Dataset records.
-- START --
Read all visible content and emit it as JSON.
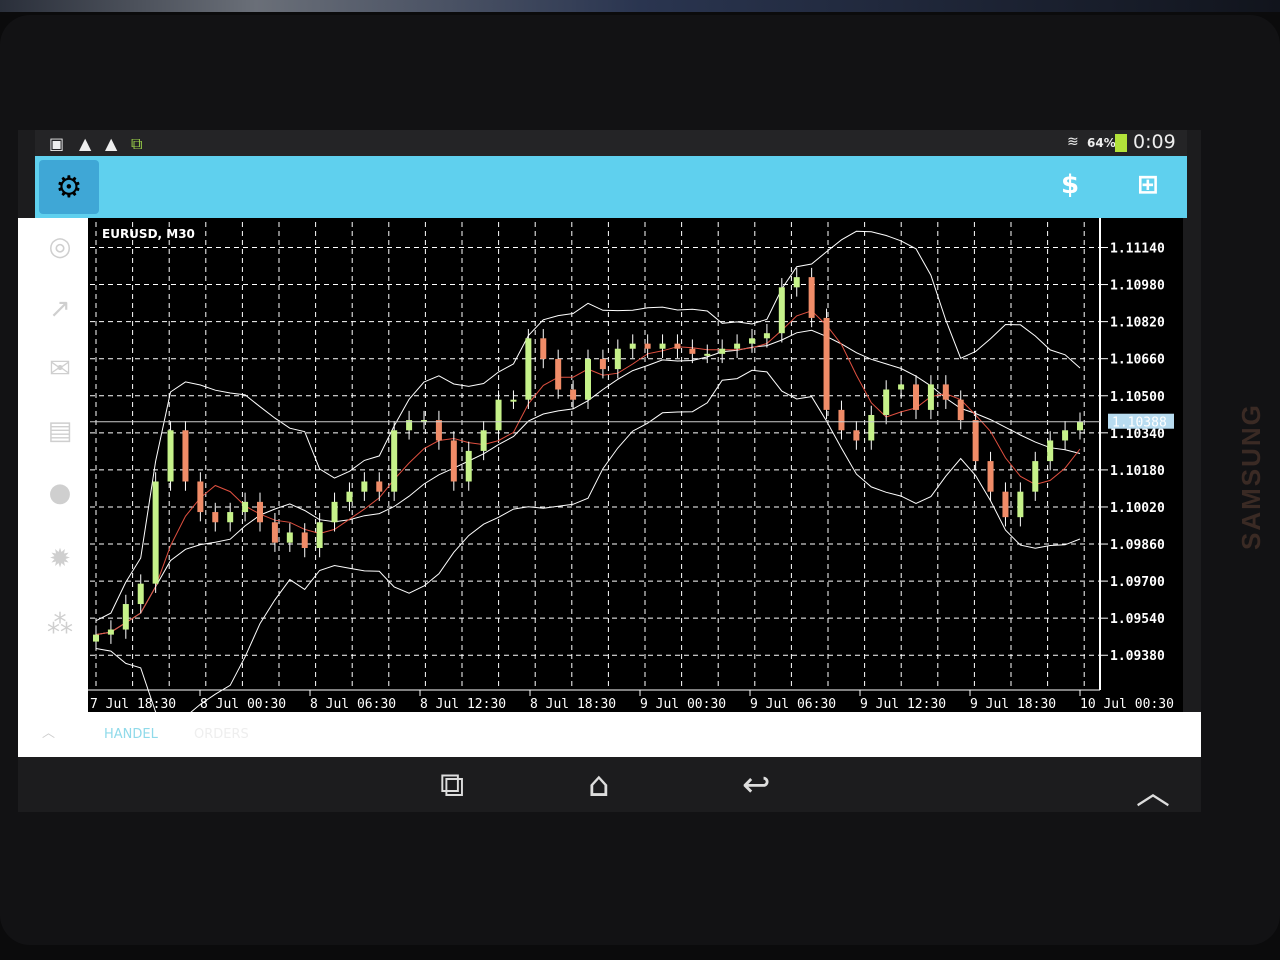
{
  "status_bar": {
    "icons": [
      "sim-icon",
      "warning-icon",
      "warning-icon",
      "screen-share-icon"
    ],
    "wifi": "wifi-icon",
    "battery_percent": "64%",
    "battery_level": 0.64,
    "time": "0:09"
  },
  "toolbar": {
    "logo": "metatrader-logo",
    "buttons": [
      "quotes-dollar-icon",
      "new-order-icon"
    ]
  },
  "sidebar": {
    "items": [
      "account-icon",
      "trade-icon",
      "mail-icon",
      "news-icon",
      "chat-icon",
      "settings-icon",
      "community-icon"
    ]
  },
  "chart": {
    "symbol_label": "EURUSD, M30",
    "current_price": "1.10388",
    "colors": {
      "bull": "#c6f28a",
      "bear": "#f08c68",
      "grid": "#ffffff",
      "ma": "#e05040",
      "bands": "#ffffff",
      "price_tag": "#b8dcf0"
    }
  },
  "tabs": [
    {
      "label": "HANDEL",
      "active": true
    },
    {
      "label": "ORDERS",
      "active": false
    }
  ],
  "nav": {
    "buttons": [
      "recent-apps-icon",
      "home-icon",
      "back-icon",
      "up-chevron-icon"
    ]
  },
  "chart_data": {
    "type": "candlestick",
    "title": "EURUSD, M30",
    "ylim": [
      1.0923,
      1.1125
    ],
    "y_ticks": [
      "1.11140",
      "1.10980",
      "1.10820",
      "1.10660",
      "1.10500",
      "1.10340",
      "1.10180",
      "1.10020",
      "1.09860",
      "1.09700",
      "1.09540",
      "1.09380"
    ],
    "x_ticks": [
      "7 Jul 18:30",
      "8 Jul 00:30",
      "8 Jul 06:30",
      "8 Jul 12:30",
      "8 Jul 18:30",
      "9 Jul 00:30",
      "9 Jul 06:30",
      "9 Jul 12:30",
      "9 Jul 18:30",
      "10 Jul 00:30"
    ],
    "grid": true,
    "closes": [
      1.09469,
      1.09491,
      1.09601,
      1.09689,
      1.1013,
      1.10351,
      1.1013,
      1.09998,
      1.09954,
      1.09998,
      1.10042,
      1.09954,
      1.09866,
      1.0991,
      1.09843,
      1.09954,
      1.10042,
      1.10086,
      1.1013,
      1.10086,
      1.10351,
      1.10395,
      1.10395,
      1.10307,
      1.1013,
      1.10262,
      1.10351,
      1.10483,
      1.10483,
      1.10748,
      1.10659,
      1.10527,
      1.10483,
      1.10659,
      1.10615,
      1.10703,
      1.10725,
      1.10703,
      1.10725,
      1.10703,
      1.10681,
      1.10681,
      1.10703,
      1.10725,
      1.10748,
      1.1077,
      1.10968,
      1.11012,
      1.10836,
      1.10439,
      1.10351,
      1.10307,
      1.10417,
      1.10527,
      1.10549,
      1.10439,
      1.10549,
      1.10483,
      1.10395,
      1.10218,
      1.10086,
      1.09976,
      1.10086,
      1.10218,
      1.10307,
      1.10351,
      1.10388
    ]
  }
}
-- END --
-- START --
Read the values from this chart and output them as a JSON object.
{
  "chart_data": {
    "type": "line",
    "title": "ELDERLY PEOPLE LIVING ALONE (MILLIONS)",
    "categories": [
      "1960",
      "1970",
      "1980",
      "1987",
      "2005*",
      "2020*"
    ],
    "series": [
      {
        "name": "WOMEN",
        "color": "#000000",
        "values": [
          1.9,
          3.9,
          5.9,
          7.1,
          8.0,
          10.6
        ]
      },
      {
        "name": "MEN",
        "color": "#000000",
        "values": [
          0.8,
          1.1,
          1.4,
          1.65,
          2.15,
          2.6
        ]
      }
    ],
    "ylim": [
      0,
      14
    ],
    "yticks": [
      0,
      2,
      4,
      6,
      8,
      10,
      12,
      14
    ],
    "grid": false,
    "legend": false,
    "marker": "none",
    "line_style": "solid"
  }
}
-- END --
-- START --
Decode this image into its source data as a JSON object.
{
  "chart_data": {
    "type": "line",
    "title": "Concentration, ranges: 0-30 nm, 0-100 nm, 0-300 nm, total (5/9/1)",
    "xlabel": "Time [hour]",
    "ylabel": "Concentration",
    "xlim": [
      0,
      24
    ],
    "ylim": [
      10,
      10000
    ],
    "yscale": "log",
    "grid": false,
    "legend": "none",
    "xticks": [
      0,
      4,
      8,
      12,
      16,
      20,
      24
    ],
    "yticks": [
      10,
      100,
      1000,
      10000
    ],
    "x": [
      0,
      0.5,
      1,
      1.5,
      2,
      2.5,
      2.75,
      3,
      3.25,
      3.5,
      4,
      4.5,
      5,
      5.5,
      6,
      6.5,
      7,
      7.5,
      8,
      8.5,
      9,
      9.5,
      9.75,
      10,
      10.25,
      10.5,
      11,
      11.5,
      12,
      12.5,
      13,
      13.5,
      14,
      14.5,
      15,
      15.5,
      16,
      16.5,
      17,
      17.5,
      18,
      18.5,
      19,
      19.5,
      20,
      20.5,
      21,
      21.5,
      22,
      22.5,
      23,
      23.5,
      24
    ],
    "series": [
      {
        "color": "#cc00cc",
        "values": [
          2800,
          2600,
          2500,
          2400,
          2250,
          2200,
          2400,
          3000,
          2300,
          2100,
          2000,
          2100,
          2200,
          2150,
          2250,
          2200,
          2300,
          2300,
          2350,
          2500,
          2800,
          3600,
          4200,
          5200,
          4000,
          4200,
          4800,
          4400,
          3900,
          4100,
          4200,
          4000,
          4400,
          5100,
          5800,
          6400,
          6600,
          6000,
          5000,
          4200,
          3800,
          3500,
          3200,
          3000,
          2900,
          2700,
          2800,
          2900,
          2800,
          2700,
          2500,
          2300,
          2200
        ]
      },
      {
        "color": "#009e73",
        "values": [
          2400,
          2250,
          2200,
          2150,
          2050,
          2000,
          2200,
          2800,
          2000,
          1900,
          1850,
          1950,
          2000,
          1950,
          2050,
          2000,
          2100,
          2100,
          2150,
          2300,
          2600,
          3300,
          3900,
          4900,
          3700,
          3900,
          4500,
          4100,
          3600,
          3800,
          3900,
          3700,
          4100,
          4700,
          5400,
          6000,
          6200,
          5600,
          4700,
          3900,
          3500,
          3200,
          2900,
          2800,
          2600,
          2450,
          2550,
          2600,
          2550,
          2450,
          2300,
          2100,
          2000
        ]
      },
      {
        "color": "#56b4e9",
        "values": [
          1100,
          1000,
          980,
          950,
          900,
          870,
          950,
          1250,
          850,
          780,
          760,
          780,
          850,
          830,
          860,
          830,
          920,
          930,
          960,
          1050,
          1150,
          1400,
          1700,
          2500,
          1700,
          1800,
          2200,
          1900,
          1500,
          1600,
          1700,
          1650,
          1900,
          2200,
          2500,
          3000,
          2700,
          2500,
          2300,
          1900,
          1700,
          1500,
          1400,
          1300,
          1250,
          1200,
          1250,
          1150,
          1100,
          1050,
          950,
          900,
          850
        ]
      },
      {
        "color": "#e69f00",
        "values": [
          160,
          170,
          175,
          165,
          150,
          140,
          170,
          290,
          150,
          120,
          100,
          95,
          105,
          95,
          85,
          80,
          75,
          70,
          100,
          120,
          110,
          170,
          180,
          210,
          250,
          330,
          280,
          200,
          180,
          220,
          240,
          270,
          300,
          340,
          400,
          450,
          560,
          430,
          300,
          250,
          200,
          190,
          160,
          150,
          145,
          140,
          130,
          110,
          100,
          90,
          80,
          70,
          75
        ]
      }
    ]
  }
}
-- END --
What is needed. Using the entries above, find all lines with "Read". Copy them.

Task result.
Read all visible content and emit it as JSON.
Read the values from this chart and output them as a JSON object.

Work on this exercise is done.